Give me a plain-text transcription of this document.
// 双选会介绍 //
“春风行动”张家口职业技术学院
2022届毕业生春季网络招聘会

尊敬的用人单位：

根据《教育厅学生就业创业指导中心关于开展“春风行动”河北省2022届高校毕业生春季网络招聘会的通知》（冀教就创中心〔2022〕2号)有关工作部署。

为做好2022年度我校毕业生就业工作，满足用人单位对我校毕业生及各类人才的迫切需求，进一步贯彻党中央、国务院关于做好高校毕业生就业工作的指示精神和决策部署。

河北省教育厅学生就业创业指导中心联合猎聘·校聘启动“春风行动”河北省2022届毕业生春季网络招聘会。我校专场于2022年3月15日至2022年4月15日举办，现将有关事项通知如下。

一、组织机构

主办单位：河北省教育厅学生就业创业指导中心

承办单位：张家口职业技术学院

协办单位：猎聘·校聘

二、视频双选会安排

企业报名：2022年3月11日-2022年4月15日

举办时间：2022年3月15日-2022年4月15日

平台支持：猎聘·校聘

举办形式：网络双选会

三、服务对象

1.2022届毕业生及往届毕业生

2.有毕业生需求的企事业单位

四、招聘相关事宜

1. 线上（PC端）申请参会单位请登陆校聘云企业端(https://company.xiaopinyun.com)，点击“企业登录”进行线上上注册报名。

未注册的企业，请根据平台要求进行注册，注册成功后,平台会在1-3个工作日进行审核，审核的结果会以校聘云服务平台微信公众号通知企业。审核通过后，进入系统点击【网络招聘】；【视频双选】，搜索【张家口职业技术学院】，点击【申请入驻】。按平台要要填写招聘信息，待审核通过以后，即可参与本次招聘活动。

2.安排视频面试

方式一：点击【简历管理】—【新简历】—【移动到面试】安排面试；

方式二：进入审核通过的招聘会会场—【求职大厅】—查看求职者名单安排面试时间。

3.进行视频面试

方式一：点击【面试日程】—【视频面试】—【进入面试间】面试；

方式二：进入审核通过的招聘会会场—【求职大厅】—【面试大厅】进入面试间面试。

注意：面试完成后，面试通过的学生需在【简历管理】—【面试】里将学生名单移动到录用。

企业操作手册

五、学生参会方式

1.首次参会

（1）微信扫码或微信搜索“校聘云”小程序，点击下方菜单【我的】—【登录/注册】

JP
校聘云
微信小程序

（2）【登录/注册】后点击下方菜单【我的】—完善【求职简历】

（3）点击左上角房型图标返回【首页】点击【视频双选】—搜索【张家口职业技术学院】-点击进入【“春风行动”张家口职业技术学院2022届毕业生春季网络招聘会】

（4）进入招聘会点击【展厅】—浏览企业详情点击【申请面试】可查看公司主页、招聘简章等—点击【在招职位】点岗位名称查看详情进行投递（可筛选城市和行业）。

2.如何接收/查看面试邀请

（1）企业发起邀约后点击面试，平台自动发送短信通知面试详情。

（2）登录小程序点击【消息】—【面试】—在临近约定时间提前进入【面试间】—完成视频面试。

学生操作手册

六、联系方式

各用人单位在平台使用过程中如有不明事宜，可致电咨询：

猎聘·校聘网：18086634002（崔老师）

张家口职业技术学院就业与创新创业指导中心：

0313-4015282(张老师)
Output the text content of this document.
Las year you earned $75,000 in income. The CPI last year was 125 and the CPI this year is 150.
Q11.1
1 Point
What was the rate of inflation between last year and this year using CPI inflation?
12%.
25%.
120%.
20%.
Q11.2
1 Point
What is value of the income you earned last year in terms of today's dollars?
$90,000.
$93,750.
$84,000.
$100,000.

:::::

| TASK DESCRIPTION |
Reproduce the records above exactly as they appear.

| SOLUTION FOR THIS PROBLEM |
Give me a plain-text transcription of this document.
// 双选会介绍 //
“春风行动”张家口职业技术学院
2022届毕业生春季网络招聘会

尊敬的用人单位：

根据《教育厅学生就业创业指导中心关于开展“春风行动”河北省2022届高校毕业生春季网络招聘会的通知》（冀教就创中心〔2022〕2号)有关工作部署。

为做好2022年度我校毕业生就业工作，满足用人单位对我校毕业生及各类人才的迫切需求，进一步贯彻党中央、国务院关于做好高校毕业生就业工作的指示精神和决策部署。

河北省教育厅学生就业创业指导中心联合猎聘·校聘启动“春风行动”河北省2022届毕业生春季网络招聘会。我校专场于2022年3月15日至2022年4月15日举办，现将有关事项通知如下。

一、组织机构

主办单位：河北省教育厅学生就业创业指导中心

承办单位：张家口职业技术学院

协办单位：猎聘·校聘

二、视频双选会安排

企业报名：2022年3月11日-2022年4月15日

举办时间：2022年3月15日-2022年4月15日

平台支持：猎聘·校聘

举办形式：网络双选会

三、服务对象

1.2022届毕业生及往届毕业生

2.有毕业生需求的企事业单位

四、招聘相关事宜

1. 线上（PC端）申请参会单位请登陆校聘云企业端(https://company.xiaopinyun.com)，点击“企业登录”进行线上上注册报名。

未注册的企业，请根据平台要求进行注册，注册成功后,平台会在1-3个工作日进行审核，审核的结果会以校聘云服务平台微信公众号通知企业。审核通过后，进入系统点击【网络招聘】；【视频双选】，搜索【张家口职业技术学院】，点击【申请入驻】。按平台要要填写招聘信息，待审核通过以后，即可参与本次招聘活动。

2.安排视频面试

方式一：点击【简历管理】—【新简历】—【移动到面试】安排面试；

方式二：进入审核通过的招聘会会场—【求职大厅】—查看求职者名单安排面试时间。

3.进行视频面试

方式一：点击【面试日程】—【视频面试】—【进入面试间】面试；

方式二：进入审核通过的招聘会会场—【求职大厅】—【面试大厅】进入面试间面试。

注意：面试完成后，面试通过的学生需在【简历管理】—【面试】里将学生名单移动到录用。

企业操作手册

五、学生参会方式

1.首次参会

（1）微信扫码或微信搜索“校聘云”小程序，点击下方菜单【我的】—【登录/注册】

JP
校聘云
微信小程序

（2）【登录/注册】后点击下方菜单【我的】—完善【求职简历】

（3）点击左上角房型图标返回【首页】点击【视频双选】—搜索【张家口职业技术学院】-点击进入【“春风行动”张家口职业技术学院2022届毕业生春季网络招聘会】

（4）进入招聘会点击【展厅】—浏览企业详情点击【申请面试】可查看公司主页、招聘简章等—点击【在招职位】点岗位名称查看详情进行投递（可筛选城市和行业）。

2.如何接收/查看面试邀请

（1）企业发起邀约后点击面试，平台自动发送短信通知面试详情。

（2）登录小程序点击【消息】—【面试】—在临近约定时间提前进入【面试间】—完成视频面试。

学生操作手册

六、联系方式

各用人单位在平台使用过程中如有不明事宜，可致电咨询：

猎聘·校聘网：18086634002（崔老师）

张家口职业技术学院就业与创新创业指导中心：

0313-4015282(张老师)
Output the text content of this document.
Las year you earned $75,000 in income. The CPI last year was 125 and the CPI this year is 150.
Q11.1
1 Point
What was the rate of inflation between last year and this year using CPI inflation?
12%.
25%.
120%.
20%.
Q11.2
1 Point
What is value of the income you earned last year in terms of today's dollars?
$90,000.
$93,750.
$84,000.
$100,000.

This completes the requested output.